Records shown.
━━━━━━━━━━━━━━━━

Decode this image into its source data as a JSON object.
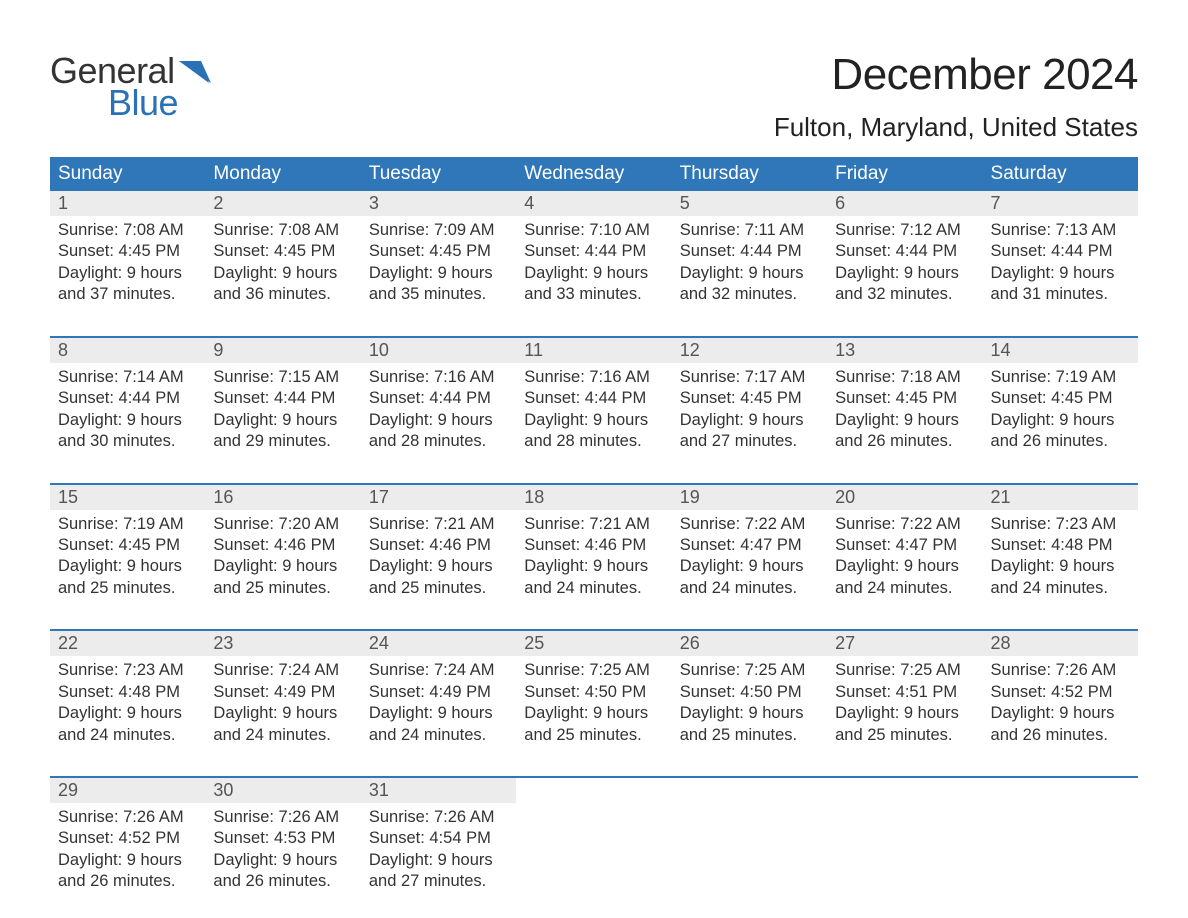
{
  "logo": {
    "line1": "General",
    "line2": "Blue"
  },
  "title": "December 2024",
  "location": "Fulton, Maryland, United States",
  "colors": {
    "header_bg": "#3077b9",
    "header_text": "#ffffff",
    "daynum_bg": "#ececec",
    "daynum_text": "#555555",
    "body_text": "#333333",
    "accent": "#2a72b5",
    "page_bg": "#ffffff"
  },
  "typography": {
    "title_fontsize": 44,
    "location_fontsize": 26,
    "dayheader_fontsize": 19,
    "daynum_fontsize": 18,
    "cell_fontsize": 16.5
  },
  "day_headers": [
    "Sunday",
    "Monday",
    "Tuesday",
    "Wednesday",
    "Thursday",
    "Friday",
    "Saturday"
  ],
  "weeks": [
    [
      {
        "num": "1",
        "sunrise": "Sunrise: 7:08 AM",
        "sunset": "Sunset: 4:45 PM",
        "dl1": "Daylight: 9 hours",
        "dl2": "and 37 minutes."
      },
      {
        "num": "2",
        "sunrise": "Sunrise: 7:08 AM",
        "sunset": "Sunset: 4:45 PM",
        "dl1": "Daylight: 9 hours",
        "dl2": "and 36 minutes."
      },
      {
        "num": "3",
        "sunrise": "Sunrise: 7:09 AM",
        "sunset": "Sunset: 4:45 PM",
        "dl1": "Daylight: 9 hours",
        "dl2": "and 35 minutes."
      },
      {
        "num": "4",
        "sunrise": "Sunrise: 7:10 AM",
        "sunset": "Sunset: 4:44 PM",
        "dl1": "Daylight: 9 hours",
        "dl2": "and 33 minutes."
      },
      {
        "num": "5",
        "sunrise": "Sunrise: 7:11 AM",
        "sunset": "Sunset: 4:44 PM",
        "dl1": "Daylight: 9 hours",
        "dl2": "and 32 minutes."
      },
      {
        "num": "6",
        "sunrise": "Sunrise: 7:12 AM",
        "sunset": "Sunset: 4:44 PM",
        "dl1": "Daylight: 9 hours",
        "dl2": "and 32 minutes."
      },
      {
        "num": "7",
        "sunrise": "Sunrise: 7:13 AM",
        "sunset": "Sunset: 4:44 PM",
        "dl1": "Daylight: 9 hours",
        "dl2": "and 31 minutes."
      }
    ],
    [
      {
        "num": "8",
        "sunrise": "Sunrise: 7:14 AM",
        "sunset": "Sunset: 4:44 PM",
        "dl1": "Daylight: 9 hours",
        "dl2": "and 30 minutes."
      },
      {
        "num": "9",
        "sunrise": "Sunrise: 7:15 AM",
        "sunset": "Sunset: 4:44 PM",
        "dl1": "Daylight: 9 hours",
        "dl2": "and 29 minutes."
      },
      {
        "num": "10",
        "sunrise": "Sunrise: 7:16 AM",
        "sunset": "Sunset: 4:44 PM",
        "dl1": "Daylight: 9 hours",
        "dl2": "and 28 minutes."
      },
      {
        "num": "11",
        "sunrise": "Sunrise: 7:16 AM",
        "sunset": "Sunset: 4:44 PM",
        "dl1": "Daylight: 9 hours",
        "dl2": "and 28 minutes."
      },
      {
        "num": "12",
        "sunrise": "Sunrise: 7:17 AM",
        "sunset": "Sunset: 4:45 PM",
        "dl1": "Daylight: 9 hours",
        "dl2": "and 27 minutes."
      },
      {
        "num": "13",
        "sunrise": "Sunrise: 7:18 AM",
        "sunset": "Sunset: 4:45 PM",
        "dl1": "Daylight: 9 hours",
        "dl2": "and 26 minutes."
      },
      {
        "num": "14",
        "sunrise": "Sunrise: 7:19 AM",
        "sunset": "Sunset: 4:45 PM",
        "dl1": "Daylight: 9 hours",
        "dl2": "and 26 minutes."
      }
    ],
    [
      {
        "num": "15",
        "sunrise": "Sunrise: 7:19 AM",
        "sunset": "Sunset: 4:45 PM",
        "dl1": "Daylight: 9 hours",
        "dl2": "and 25 minutes."
      },
      {
        "num": "16",
        "sunrise": "Sunrise: 7:20 AM",
        "sunset": "Sunset: 4:46 PM",
        "dl1": "Daylight: 9 hours",
        "dl2": "and 25 minutes."
      },
      {
        "num": "17",
        "sunrise": "Sunrise: 7:21 AM",
        "sunset": "Sunset: 4:46 PM",
        "dl1": "Daylight: 9 hours",
        "dl2": "and 25 minutes."
      },
      {
        "num": "18",
        "sunrise": "Sunrise: 7:21 AM",
        "sunset": "Sunset: 4:46 PM",
        "dl1": "Daylight: 9 hours",
        "dl2": "and 24 minutes."
      },
      {
        "num": "19",
        "sunrise": "Sunrise: 7:22 AM",
        "sunset": "Sunset: 4:47 PM",
        "dl1": "Daylight: 9 hours",
        "dl2": "and 24 minutes."
      },
      {
        "num": "20",
        "sunrise": "Sunrise: 7:22 AM",
        "sunset": "Sunset: 4:47 PM",
        "dl1": "Daylight: 9 hours",
        "dl2": "and 24 minutes."
      },
      {
        "num": "21",
        "sunrise": "Sunrise: 7:23 AM",
        "sunset": "Sunset: 4:48 PM",
        "dl1": "Daylight: 9 hours",
        "dl2": "and 24 minutes."
      }
    ],
    [
      {
        "num": "22",
        "sunrise": "Sunrise: 7:23 AM",
        "sunset": "Sunset: 4:48 PM",
        "dl1": "Daylight: 9 hours",
        "dl2": "and 24 minutes."
      },
      {
        "num": "23",
        "sunrise": "Sunrise: 7:24 AM",
        "sunset": "Sunset: 4:49 PM",
        "dl1": "Daylight: 9 hours",
        "dl2": "and 24 minutes."
      },
      {
        "num": "24",
        "sunrise": "Sunrise: 7:24 AM",
        "sunset": "Sunset: 4:49 PM",
        "dl1": "Daylight: 9 hours",
        "dl2": "and 24 minutes."
      },
      {
        "num": "25",
        "sunrise": "Sunrise: 7:25 AM",
        "sunset": "Sunset: 4:50 PM",
        "dl1": "Daylight: 9 hours",
        "dl2": "and 25 minutes."
      },
      {
        "num": "26",
        "sunrise": "Sunrise: 7:25 AM",
        "sunset": "Sunset: 4:50 PM",
        "dl1": "Daylight: 9 hours",
        "dl2": "and 25 minutes."
      },
      {
        "num": "27",
        "sunrise": "Sunrise: 7:25 AM",
        "sunset": "Sunset: 4:51 PM",
        "dl1": "Daylight: 9 hours",
        "dl2": "and 25 minutes."
      },
      {
        "num": "28",
        "sunrise": "Sunrise: 7:26 AM",
        "sunset": "Sunset: 4:52 PM",
        "dl1": "Daylight: 9 hours",
        "dl2": "and 26 minutes."
      }
    ],
    [
      {
        "num": "29",
        "sunrise": "Sunrise: 7:26 AM",
        "sunset": "Sunset: 4:52 PM",
        "dl1": "Daylight: 9 hours",
        "dl2": "and 26 minutes."
      },
      {
        "num": "30",
        "sunrise": "Sunrise: 7:26 AM",
        "sunset": "Sunset: 4:53 PM",
        "dl1": "Daylight: 9 hours",
        "dl2": "and 26 minutes."
      },
      {
        "num": "31",
        "sunrise": "Sunrise: 7:26 AM",
        "sunset": "Sunset: 4:54 PM",
        "dl1": "Daylight: 9 hours",
        "dl2": "and 27 minutes."
      },
      null,
      null,
      null,
      null
    ]
  ]
}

━━━━━━━━━━━━━━━━

Given instruction.
Do not copy the pictures, but repeat every line exactly.

Solution below.
Decode this image into its source data as a JSON object.
{
  "logo": {
    "line1": "General",
    "line2": "Blue"
  },
  "title": "December 2024",
  "location": "Fulton, Maryland, United States",
  "colors": {
    "header_bg": "#3077b9",
    "header_text": "#ffffff",
    "daynum_bg": "#ececec",
    "daynum_text": "#555555",
    "body_text": "#333333",
    "accent": "#2a72b5",
    "page_bg": "#ffffff"
  },
  "typography": {
    "title_fontsize": 44,
    "location_fontsize": 26,
    "dayheader_fontsize": 19,
    "daynum_fontsize": 18,
    "cell_fontsize": 16.5
  },
  "day_headers": [
    "Sunday",
    "Monday",
    "Tuesday",
    "Wednesday",
    "Thursday",
    "Friday",
    "Saturday"
  ],
  "weeks": [
    [
      {
        "num": "1",
        "sunrise": "Sunrise: 7:08 AM",
        "sunset": "Sunset: 4:45 PM",
        "dl1": "Daylight: 9 hours",
        "dl2": "and 37 minutes."
      },
      {
        "num": "2",
        "sunrise": "Sunrise: 7:08 AM",
        "sunset": "Sunset: 4:45 PM",
        "dl1": "Daylight: 9 hours",
        "dl2": "and 36 minutes."
      },
      {
        "num": "3",
        "sunrise": "Sunrise: 7:09 AM",
        "sunset": "Sunset: 4:45 PM",
        "dl1": "Daylight: 9 hours",
        "dl2": "and 35 minutes."
      },
      {
        "num": "4",
        "sunrise": "Sunrise: 7:10 AM",
        "sunset": "Sunset: 4:44 PM",
        "dl1": "Daylight: 9 hours",
        "dl2": "and 33 minutes."
      },
      {
        "num": "5",
        "sunrise": "Sunrise: 7:11 AM",
        "sunset": "Sunset: 4:44 PM",
        "dl1": "Daylight: 9 hours",
        "dl2": "and 32 minutes."
      },
      {
        "num": "6",
        "sunrise": "Sunrise: 7:12 AM",
        "sunset": "Sunset: 4:44 PM",
        "dl1": "Daylight: 9 hours",
        "dl2": "and 32 minutes."
      },
      {
        "num": "7",
        "sunrise": "Sunrise: 7:13 AM",
        "sunset": "Sunset: 4:44 PM",
        "dl1": "Daylight: 9 hours",
        "dl2": "and 31 minutes."
      }
    ],
    [
      {
        "num": "8",
        "sunrise": "Sunrise: 7:14 AM",
        "sunset": "Sunset: 4:44 PM",
        "dl1": "Daylight: 9 hours",
        "dl2": "and 30 minutes."
      },
      {
        "num": "9",
        "sunrise": "Sunrise: 7:15 AM",
        "sunset": "Sunset: 4:44 PM",
        "dl1": "Daylight: 9 hours",
        "dl2": "and 29 minutes."
      },
      {
        "num": "10",
        "sunrise": "Sunrise: 7:16 AM",
        "sunset": "Sunset: 4:44 PM",
        "dl1": "Daylight: 9 hours",
        "dl2": "and 28 minutes."
      },
      {
        "num": "11",
        "sunrise": "Sunrise: 7:16 AM",
        "sunset": "Sunset: 4:44 PM",
        "dl1": "Daylight: 9 hours",
        "dl2": "and 28 minutes."
      },
      {
        "num": "12",
        "sunrise": "Sunrise: 7:17 AM",
        "sunset": "Sunset: 4:45 PM",
        "dl1": "Daylight: 9 hours",
        "dl2": "and 27 minutes."
      },
      {
        "num": "13",
        "sunrise": "Sunrise: 7:18 AM",
        "sunset": "Sunset: 4:45 PM",
        "dl1": "Daylight: 9 hours",
        "dl2": "and 26 minutes."
      },
      {
        "num": "14",
        "sunrise": "Sunrise: 7:19 AM",
        "sunset": "Sunset: 4:45 PM",
        "dl1": "Daylight: 9 hours",
        "dl2": "and 26 minutes."
      }
    ],
    [
      {
        "num": "15",
        "sunrise": "Sunrise: 7:19 AM",
        "sunset": "Sunset: 4:45 PM",
        "dl1": "Daylight: 9 hours",
        "dl2": "and 25 minutes."
      },
      {
        "num": "16",
        "sunrise": "Sunrise: 7:20 AM",
        "sunset": "Sunset: 4:46 PM",
        "dl1": "Daylight: 9 hours",
        "dl2": "and 25 minutes."
      },
      {
        "num": "17",
        "sunrise": "Sunrise: 7:21 AM",
        "sunset": "Sunset: 4:46 PM",
        "dl1": "Daylight: 9 hours",
        "dl2": "and 25 minutes."
      },
      {
        "num": "18",
        "sunrise": "Sunrise: 7:21 AM",
        "sunset": "Sunset: 4:46 PM",
        "dl1": "Daylight: 9 hours",
        "dl2": "and 24 minutes."
      },
      {
        "num": "19",
        "sunrise": "Sunrise: 7:22 AM",
        "sunset": "Sunset: 4:47 PM",
        "dl1": "Daylight: 9 hours",
        "dl2": "and 24 minutes."
      },
      {
        "num": "20",
        "sunrise": "Sunrise: 7:22 AM",
        "sunset": "Sunset: 4:47 PM",
        "dl1": "Daylight: 9 hours",
        "dl2": "and 24 minutes."
      },
      {
        "num": "21",
        "sunrise": "Sunrise: 7:23 AM",
        "sunset": "Sunset: 4:48 PM",
        "dl1": "Daylight: 9 hours",
        "dl2": "and 24 minutes."
      }
    ],
    [
      {
        "num": "22",
        "sunrise": "Sunrise: 7:23 AM",
        "sunset": "Sunset: 4:48 PM",
        "dl1": "Daylight: 9 hours",
        "dl2": "and 24 minutes."
      },
      {
        "num": "23",
        "sunrise": "Sunrise: 7:24 AM",
        "sunset": "Sunset: 4:49 PM",
        "dl1": "Daylight: 9 hours",
        "dl2": "and 24 minutes."
      },
      {
        "num": "24",
        "sunrise": "Sunrise: 7:24 AM",
        "sunset": "Sunset: 4:49 PM",
        "dl1": "Daylight: 9 hours",
        "dl2": "and 24 minutes."
      },
      {
        "num": "25",
        "sunrise": "Sunrise: 7:25 AM",
        "sunset": "Sunset: 4:50 PM",
        "dl1": "Daylight: 9 hours",
        "dl2": "and 25 minutes."
      },
      {
        "num": "26",
        "sunrise": "Sunrise: 7:25 AM",
        "sunset": "Sunset: 4:50 PM",
        "dl1": "Daylight: 9 hours",
        "dl2": "and 25 minutes."
      },
      {
        "num": "27",
        "sunrise": "Sunrise: 7:25 AM",
        "sunset": "Sunset: 4:51 PM",
        "dl1": "Daylight: 9 hours",
        "dl2": "and 25 minutes."
      },
      {
        "num": "28",
        "sunrise": "Sunrise: 7:26 AM",
        "sunset": "Sunset: 4:52 PM",
        "dl1": "Daylight: 9 hours",
        "dl2": "and 26 minutes."
      }
    ],
    [
      {
        "num": "29",
        "sunrise": "Sunrise: 7:26 AM",
        "sunset": "Sunset: 4:52 PM",
        "dl1": "Daylight: 9 hours",
        "dl2": "and 26 minutes."
      },
      {
        "num": "30",
        "sunrise": "Sunrise: 7:26 AM",
        "sunset": "Sunset: 4:53 PM",
        "dl1": "Daylight: 9 hours",
        "dl2": "and 26 minutes."
      },
      {
        "num": "31",
        "sunrise": "Sunrise: 7:26 AM",
        "sunset": "Sunset: 4:54 PM",
        "dl1": "Daylight: 9 hours",
        "dl2": "and 27 minutes."
      },
      null,
      null,
      null,
      null
    ]
  ]
}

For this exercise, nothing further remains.